__ACTIONS TO TAKE__.
[1] Answer these questions using the holiday tipping post:
(a) How often does the writer put the trash out?
(b) What percentage does the writer tip when eating out with Matt?
(c) Which two places does the writer suggest for a gift card?
[2] Transcribe part of the holiday tipping post. Start at the words "So please let" and stop after "it's all about?!)!".

Then there’s the trash collectors. They have a truly awful job, but we pay an arm and a leg for trash pick-up (although I’m sure that never sees their pockets), and we only put our trash out every OTHER week since we don’t have a lot. I’m also puzzled at the logistics of tipping the trash collectors. Do you tape an envelope to the can? What if they don’t see it, or worse, it goes in the truck with the rest of the garbage? I’m also rationalizing not giving them a tip because we only put our trash out every other week, giving them a “gift” on weeks off. Don’t say it, I know: I’m awful.

And it’s not about the measly 20 bucks, or anything, and when Matt and I eat out we always, always tip 20%, but I guess it runs on principal. There has to be a cut-off: for a hair dresser, a personal trainer (which I think I will purchase a small gift for), or a newspaper delivery person, they are providing a service for you that is extra, right? It’s right to acknowledge them during the holidays, but where does it end? Looking online, it doesn’t. Also, that Emily Post MUST be a multi-millionaire.

So please let me know what you do to acknowledge the mail carrier and any other folks in your tipping/gifting arena. I put a snazzy poll on the side of the blog (well, it’s snazzy for me, anyway). And please leave a comment if you have good gift ideas. I’m thinking a gift card to Wawa or Dunkin’ Donuts may be nice. Oh, and Happy Holidays (isn't that what it's all about?!)!


  1. Hi Kathryn!
    This is a question I have asked MANY people this year!!! I MIGHT give both my mail man and trash guys a little something....but haven't decided yet. Tough decision, and fabulous BLOG post!

__DATA BLOCK__.
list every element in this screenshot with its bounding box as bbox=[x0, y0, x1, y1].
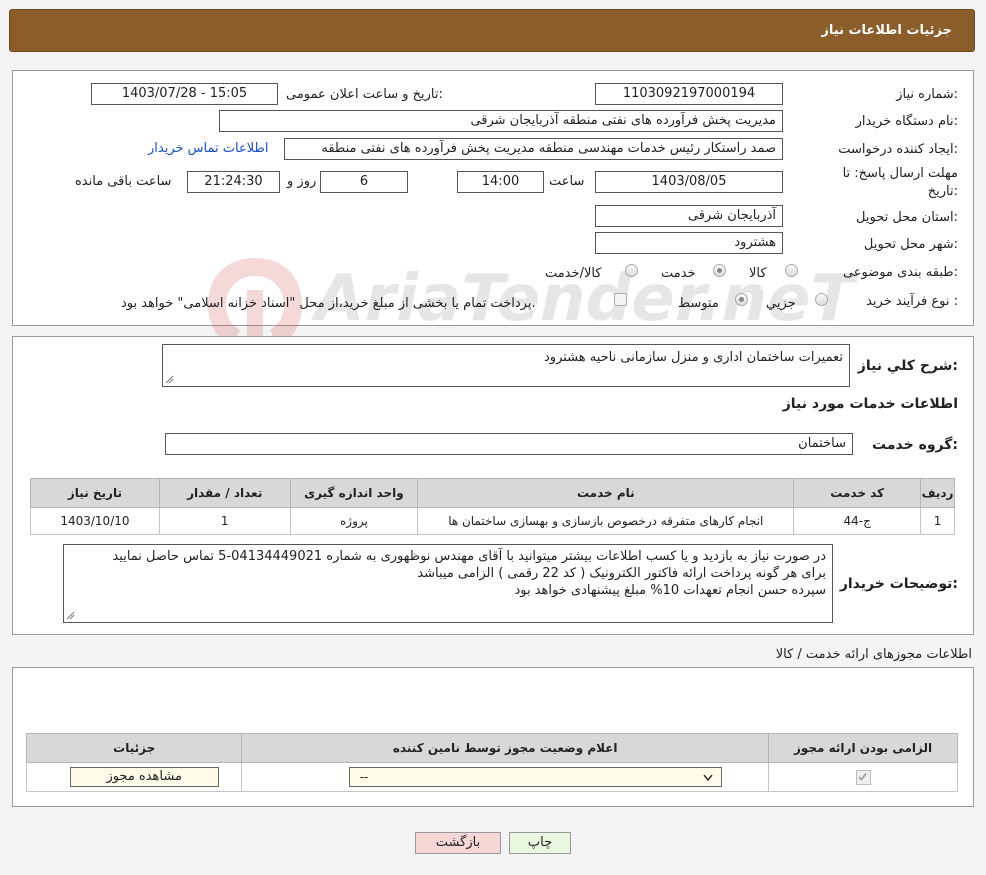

__RESULTS__.
[1]
(a) Every other week.
(b) 20%.
(c) Wawa or Dunkin' Donuts.

[2]
So please let me know what you do to acknowledge the mail carrier and any other folks in your tipping/gifting arena. I put a snazzy poll on the side of the blog (well, it’s snazzy for me, anyway). And please leave a comment if you have good gift ideas. I’m thinking a gift card to Wawa or Dunkin’ Donuts may be nice. Oh, and Happy Holidays (isn't that what it's all about?!)!